## Stated exercise
Which lines in the material below contain the word "text"? Copy each of them.

## Saved data entries
····················

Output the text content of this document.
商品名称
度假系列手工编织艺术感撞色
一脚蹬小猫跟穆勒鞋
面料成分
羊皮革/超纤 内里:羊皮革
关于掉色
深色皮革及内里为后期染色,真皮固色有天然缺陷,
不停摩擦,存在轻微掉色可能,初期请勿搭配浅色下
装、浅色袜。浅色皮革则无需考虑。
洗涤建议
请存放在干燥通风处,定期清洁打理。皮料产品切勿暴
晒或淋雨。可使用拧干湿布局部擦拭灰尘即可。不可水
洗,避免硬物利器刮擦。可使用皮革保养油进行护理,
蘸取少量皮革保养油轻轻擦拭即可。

····················

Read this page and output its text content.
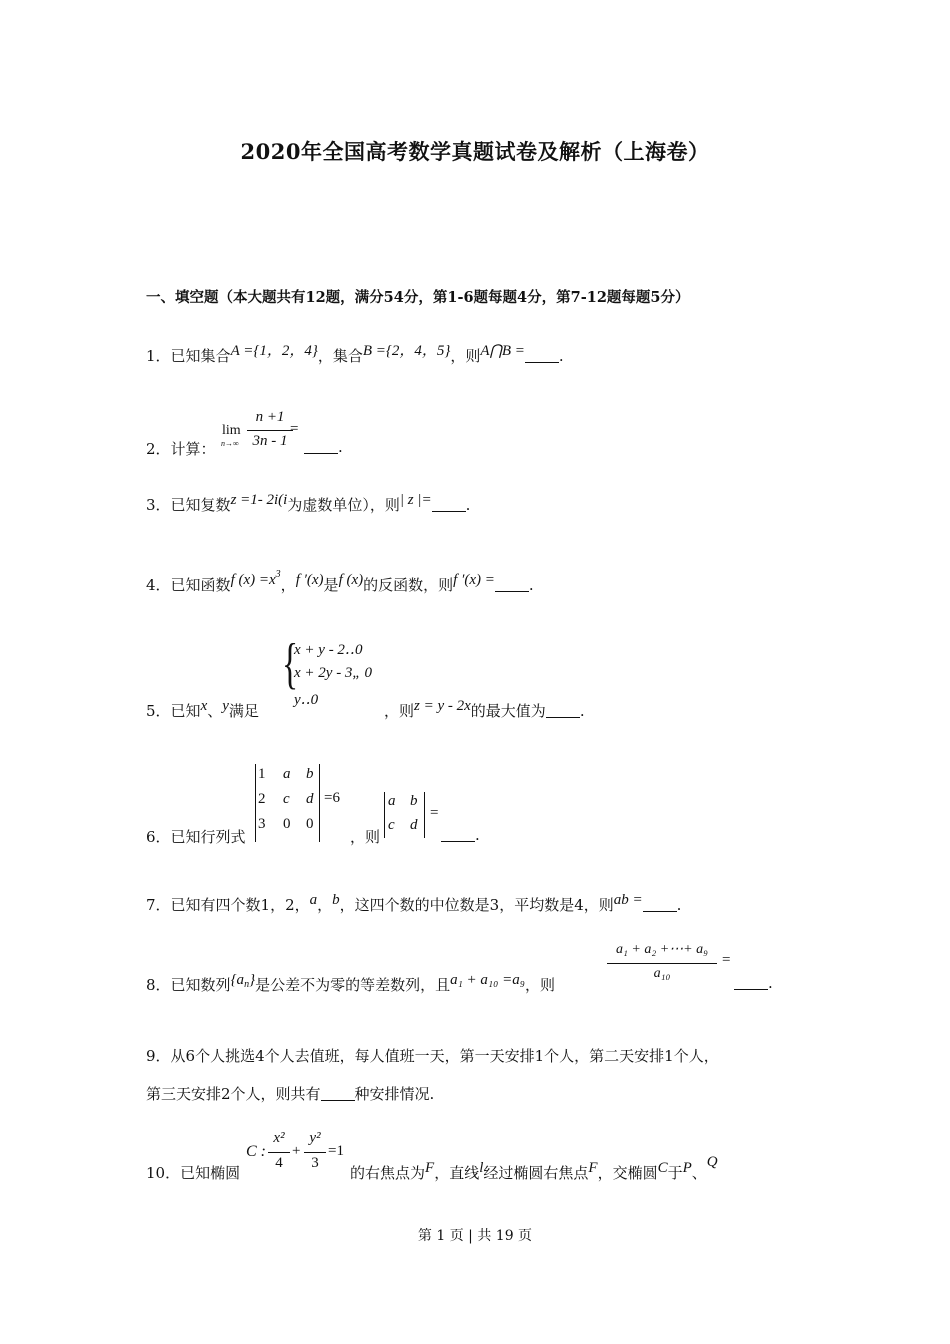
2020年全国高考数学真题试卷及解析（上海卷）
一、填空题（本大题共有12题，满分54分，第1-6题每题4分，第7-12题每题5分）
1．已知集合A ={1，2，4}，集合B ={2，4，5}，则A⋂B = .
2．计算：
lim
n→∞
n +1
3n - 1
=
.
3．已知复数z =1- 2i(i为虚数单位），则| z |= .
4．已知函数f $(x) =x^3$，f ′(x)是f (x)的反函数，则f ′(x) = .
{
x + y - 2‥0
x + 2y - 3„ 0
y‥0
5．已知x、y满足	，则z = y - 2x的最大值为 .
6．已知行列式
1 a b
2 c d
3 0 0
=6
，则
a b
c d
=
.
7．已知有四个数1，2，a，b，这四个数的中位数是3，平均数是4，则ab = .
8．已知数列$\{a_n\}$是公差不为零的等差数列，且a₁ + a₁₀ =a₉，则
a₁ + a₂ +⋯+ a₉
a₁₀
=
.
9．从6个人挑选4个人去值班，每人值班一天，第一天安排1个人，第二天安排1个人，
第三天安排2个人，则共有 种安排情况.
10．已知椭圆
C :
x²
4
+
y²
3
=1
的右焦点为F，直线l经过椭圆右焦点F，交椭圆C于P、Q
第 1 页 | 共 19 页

····················

## Task answer
Output the text content of this document.
Read this page and output its text content.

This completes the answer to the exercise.